Directive — Reproduce the following material exactly, including every line.

Recorded information —
··········

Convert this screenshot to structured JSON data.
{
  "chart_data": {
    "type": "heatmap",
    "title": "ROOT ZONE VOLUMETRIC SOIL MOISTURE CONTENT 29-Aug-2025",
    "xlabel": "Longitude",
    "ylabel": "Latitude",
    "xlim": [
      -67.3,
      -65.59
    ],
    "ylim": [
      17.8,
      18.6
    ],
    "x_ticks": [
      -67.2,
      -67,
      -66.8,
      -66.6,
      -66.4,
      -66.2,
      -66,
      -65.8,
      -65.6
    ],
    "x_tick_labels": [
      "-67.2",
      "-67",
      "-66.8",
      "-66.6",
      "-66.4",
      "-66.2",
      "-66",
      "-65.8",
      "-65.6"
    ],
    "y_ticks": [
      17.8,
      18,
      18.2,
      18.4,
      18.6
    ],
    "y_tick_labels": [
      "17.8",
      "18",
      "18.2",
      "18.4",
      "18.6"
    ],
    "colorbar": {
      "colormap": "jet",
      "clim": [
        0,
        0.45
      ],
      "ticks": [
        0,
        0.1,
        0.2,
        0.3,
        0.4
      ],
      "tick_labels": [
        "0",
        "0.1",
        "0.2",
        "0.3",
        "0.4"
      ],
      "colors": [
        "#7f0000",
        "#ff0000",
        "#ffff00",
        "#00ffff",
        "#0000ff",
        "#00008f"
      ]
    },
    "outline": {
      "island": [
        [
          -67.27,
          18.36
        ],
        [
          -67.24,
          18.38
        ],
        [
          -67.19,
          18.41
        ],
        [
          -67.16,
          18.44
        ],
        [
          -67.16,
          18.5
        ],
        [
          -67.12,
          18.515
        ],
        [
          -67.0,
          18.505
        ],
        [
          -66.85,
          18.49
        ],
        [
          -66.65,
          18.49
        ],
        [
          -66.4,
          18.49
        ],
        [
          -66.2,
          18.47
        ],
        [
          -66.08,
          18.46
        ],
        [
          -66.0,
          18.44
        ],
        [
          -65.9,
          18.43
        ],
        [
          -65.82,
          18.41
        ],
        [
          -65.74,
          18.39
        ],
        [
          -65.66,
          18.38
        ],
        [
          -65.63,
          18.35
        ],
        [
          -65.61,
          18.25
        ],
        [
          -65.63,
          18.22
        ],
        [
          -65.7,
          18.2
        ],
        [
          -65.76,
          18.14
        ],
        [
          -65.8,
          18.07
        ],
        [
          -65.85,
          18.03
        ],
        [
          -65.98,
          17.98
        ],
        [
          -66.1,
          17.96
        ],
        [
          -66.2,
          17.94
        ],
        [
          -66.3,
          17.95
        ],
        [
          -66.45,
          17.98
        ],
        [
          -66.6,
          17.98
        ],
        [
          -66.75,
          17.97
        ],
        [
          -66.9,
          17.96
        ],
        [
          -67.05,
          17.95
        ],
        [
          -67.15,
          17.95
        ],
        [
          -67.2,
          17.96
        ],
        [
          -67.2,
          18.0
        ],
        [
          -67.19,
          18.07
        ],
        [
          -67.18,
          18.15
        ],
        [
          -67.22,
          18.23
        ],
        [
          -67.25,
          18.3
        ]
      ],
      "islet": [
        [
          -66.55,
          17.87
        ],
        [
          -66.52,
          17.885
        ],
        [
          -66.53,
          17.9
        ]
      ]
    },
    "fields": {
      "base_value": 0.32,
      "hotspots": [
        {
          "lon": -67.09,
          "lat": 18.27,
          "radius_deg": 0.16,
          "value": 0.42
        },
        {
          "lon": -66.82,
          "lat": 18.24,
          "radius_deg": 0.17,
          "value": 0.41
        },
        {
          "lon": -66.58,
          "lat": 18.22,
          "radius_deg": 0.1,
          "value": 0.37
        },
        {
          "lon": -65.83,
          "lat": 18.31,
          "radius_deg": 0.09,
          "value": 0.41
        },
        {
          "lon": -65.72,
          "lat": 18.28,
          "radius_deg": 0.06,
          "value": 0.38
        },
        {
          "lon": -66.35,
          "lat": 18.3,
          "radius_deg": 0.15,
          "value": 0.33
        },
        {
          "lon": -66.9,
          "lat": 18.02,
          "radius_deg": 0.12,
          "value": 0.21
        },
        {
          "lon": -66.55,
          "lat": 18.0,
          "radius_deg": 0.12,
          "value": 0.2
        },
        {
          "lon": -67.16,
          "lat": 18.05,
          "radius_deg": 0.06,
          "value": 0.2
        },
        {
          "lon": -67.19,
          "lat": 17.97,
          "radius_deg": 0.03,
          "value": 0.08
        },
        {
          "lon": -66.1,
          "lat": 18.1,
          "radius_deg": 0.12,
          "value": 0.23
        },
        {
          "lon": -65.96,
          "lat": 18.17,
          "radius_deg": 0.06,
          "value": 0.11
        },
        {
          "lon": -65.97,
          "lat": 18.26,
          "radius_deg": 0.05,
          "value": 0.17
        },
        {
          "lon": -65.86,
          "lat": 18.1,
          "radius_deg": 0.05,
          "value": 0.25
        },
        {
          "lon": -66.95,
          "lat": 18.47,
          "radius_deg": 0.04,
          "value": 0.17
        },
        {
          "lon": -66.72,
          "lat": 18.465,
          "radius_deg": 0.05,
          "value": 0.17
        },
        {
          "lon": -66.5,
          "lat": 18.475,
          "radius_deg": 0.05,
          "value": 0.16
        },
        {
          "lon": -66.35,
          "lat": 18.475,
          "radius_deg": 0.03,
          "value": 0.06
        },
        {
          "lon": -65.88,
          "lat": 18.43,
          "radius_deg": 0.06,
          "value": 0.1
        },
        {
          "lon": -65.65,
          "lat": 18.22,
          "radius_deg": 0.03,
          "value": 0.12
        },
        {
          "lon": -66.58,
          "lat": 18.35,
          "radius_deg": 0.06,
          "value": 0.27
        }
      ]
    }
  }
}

··········

Exercise response —
Convert this screenshot to structured JSON data.
{
  "chart_data": {
    "type": "heatmap",
    "title": "ROOT ZONE VOLUMETRIC SOIL MOISTURE CONTENT 29-Aug-2025",
    "xlabel": "Longitude",
    "ylabel": "Latitude",
    "xlim": [
      -67.3,
      -65.59
    ],
    "ylim": [
      17.8,
      18.6
    ],
    "x_ticks": [
      -67.2,
      -67,
      -66.8,
      -66.6,
      -66.4,
      -66.2,
      -66,
      -65.8,
      -65.6
    ],
    "x_tick_labels": [
      "-67.2",
      "-67",
      "-66.8",
      "-66.6",
      "-66.4",
      "-66.2",
      "-66",
      "-65.8",
      "-65.6"
    ],
    "y_ticks": [
      17.8,
      18,
      18.2,
      18.4,
      18.6
    ],
    "y_tick_labels": [
      "17.8",
      "18",
      "18.2",
      "18.4",
      "18.6"
    ],
    "colorbar": {
      "colormap": "jet",
      "clim": [
        0,
        0.45
      ],
      "ticks": [
        0,
        0.1,
        0.2,
        0.3,
        0.4
      ],
      "tick_labels": [
        "0",
        "0.1",
        "0.2",
        "0.3",
        "0.4"
      ],
      "colors": [
        "#7f0000",
        "#ff0000",
        "#ffff00",
        "#00ffff",
        "#0000ff",
        "#00008f"
      ]
    },
    "outline": {
      "island": [
        [
          -67.27,
          18.36
        ],
        [
          -67.24,
          18.38
        ],
        [
          -67.19,
          18.41
        ],
        [
          -67.16,
          18.44
        ],
        [
          -67.16,
          18.5
        ],
        [
          -67.12,
          18.515
        ],
        [
          -67.0,
          18.505
        ],
        [
          -66.85,
          18.49
        ],
        [
          -66.65,
          18.49
        ],
        [
          -66.4,
          18.49
        ],
        [
          -66.2,
          18.47
        ],
        [
          -66.08,
          18.46
        ],
        [
          -66.0,
          18.44
        ],
        [
          -65.9,
          18.43
        ],
        [
          -65.82,
          18.41
        ],
        [
          -65.74,
          18.39
        ],
        [
          -65.66,
          18.38
        ],
        [
          -65.63,
          18.35
        ],
        [
          -65.61,
          18.25
        ],
        [
          -65.63,
          18.22
        ],
        [
          -65.7,
          18.2
        ],
        [
          -65.76,
          18.14
        ],
        [
          -65.8,
          18.07
        ],
        [
          -65.85,
          18.03
        ],
        [
          -65.98,
          17.98
        ],
        [
          -66.1,
          17.96
        ],
        [
          -66.2,
          17.94
        ],
        [
          -66.3,
          17.95
        ],
        [
          -66.45,
          17.98
        ],
        [
          -66.6,
          17.98
        ],
        [
          -66.75,
          17.97
        ],
        [
          -66.9,
          17.96
        ],
        [
          -67.05,
          17.95
        ],
        [
          -67.15,
          17.95
        ],
        [
          -67.2,
          17.96
        ],
        [
          -67.2,
          18.0
        ],
        [
          -67.19,
          18.07
        ],
        [
          -67.18,
          18.15
        ],
        [
          -67.22,
          18.23
        ],
        [
          -67.25,
          18.3
        ]
      ],
      "islet": [
        [
          -66.55,
          17.87
        ],
        [
          -66.52,
          17.885
        ],
        [
          -66.53,
          17.9
        ]
      ]
    },
    "fields": {
      "base_value": 0.32,
      "hotspots": [
        {
          "lon": -67.09,
          "lat": 18.27,
          "radius_deg": 0.16,
          "value": 0.42
        },
        {
          "lon": -66.82,
          "lat": 18.24,
          "radius_deg": 0.17,
          "value": 0.41
        },
        {
          "lon": -66.58,
          "lat": 18.22,
          "radius_deg": 0.1,
          "value": 0.37
        },
        {
          "lon": -65.83,
          "lat": 18.31,
          "radius_deg": 0.09,
          "value": 0.41
        },
        {
          "lon": -65.72,
          "lat": 18.28,
          "radius_deg": 0.06,
          "value": 0.38
        },
        {
          "lon": -66.35,
          "lat": 18.3,
          "radius_deg": 0.15,
          "value": 0.33
        },
        {
          "lon": -66.9,
          "lat": 18.02,
          "radius_deg": 0.12,
          "value": 0.21
        },
        {
          "lon": -66.55,
          "lat": 18.0,
          "radius_deg": 0.12,
          "value": 0.2
        },
        {
          "lon": -67.16,
          "lat": 18.05,
          "radius_deg": 0.06,
          "value": 0.2
        },
        {
          "lon": -67.19,
          "lat": 17.97,
          "radius_deg": 0.03,
          "value": 0.08
        },
        {
          "lon": -66.1,
          "lat": 18.1,
          "radius_deg": 0.12,
          "value": 0.23
        },
        {
          "lon": -65.96,
          "lat": 18.17,
          "radius_deg": 0.06,
          "value": 0.11
        },
        {
          "lon": -65.97,
          "lat": 18.26,
          "radius_deg": 0.05,
          "value": 0.17
        },
        {
          "lon": -65.86,
          "lat": 18.1,
          "radius_deg": 0.05,
          "value": 0.25
        },
        {
          "lon": -66.95,
          "lat": 18.47,
          "radius_deg": 0.04,
          "value": 0.17
        },
        {
          "lon": -66.72,
          "lat": 18.465,
          "radius_deg": 0.05,
          "value": 0.17
        },
        {
          "lon": -66.5,
          "lat": 18.475,
          "radius_deg": 0.05,
          "value": 0.16
        },
        {
          "lon": -66.35,
          "lat": 18.475,
          "radius_deg": 0.03,
          "value": 0.06
        },
        {
          "lon": -65.88,
          "lat": 18.43,
          "radius_deg": 0.06,
          "value": 0.1
        },
        {
          "lon": -65.65,
          "lat": 18.22,
          "radius_deg": 0.03,
          "value": 0.12
        },
        {
          "lon": -66.58,
          "lat": 18.35,
          "radius_deg": 0.06,
          "value": 0.27
        }
      ]
    }
  }
}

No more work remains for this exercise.